AIM:
Copy each line of the entries beneath that contains the word "label".

Records from a collection of figures:

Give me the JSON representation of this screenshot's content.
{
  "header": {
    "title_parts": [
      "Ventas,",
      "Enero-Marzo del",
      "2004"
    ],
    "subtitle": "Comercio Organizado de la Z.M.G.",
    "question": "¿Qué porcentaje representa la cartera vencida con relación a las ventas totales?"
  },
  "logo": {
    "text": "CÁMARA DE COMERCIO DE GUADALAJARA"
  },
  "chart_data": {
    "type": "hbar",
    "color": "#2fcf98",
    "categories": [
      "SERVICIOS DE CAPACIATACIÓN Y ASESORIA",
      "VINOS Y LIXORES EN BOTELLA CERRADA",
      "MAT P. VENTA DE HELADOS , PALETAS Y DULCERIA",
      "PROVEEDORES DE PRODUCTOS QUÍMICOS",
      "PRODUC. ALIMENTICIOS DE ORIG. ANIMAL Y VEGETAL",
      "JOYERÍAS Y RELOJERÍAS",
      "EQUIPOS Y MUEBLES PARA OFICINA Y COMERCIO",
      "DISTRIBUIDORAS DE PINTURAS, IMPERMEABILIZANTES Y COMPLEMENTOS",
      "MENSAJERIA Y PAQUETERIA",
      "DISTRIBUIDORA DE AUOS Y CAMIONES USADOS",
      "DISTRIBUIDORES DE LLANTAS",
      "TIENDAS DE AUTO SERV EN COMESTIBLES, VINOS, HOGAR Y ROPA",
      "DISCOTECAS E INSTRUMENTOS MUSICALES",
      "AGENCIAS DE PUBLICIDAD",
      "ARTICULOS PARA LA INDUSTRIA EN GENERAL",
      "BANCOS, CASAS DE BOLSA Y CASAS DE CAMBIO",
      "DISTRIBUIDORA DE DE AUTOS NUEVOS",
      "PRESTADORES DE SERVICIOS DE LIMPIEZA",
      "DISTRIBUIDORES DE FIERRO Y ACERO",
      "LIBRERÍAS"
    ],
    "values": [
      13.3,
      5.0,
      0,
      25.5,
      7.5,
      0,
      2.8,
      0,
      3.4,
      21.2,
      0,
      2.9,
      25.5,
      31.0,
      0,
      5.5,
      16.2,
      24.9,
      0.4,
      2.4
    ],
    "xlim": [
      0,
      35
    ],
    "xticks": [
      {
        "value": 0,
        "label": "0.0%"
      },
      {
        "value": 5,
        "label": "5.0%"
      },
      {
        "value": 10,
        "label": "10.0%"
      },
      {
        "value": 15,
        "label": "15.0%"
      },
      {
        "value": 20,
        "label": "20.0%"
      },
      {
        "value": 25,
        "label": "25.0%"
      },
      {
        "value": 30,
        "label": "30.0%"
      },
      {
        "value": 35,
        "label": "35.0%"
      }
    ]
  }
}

FULL RESPONSE:
        "label": "0.0%"
        "label": "5.0%"
        "label": "10.0%"
        "label": "15.0%"
        "label": "20.0%"
        "label": "25.0%"
        "label": "30.0%"
        "label": "35.0%"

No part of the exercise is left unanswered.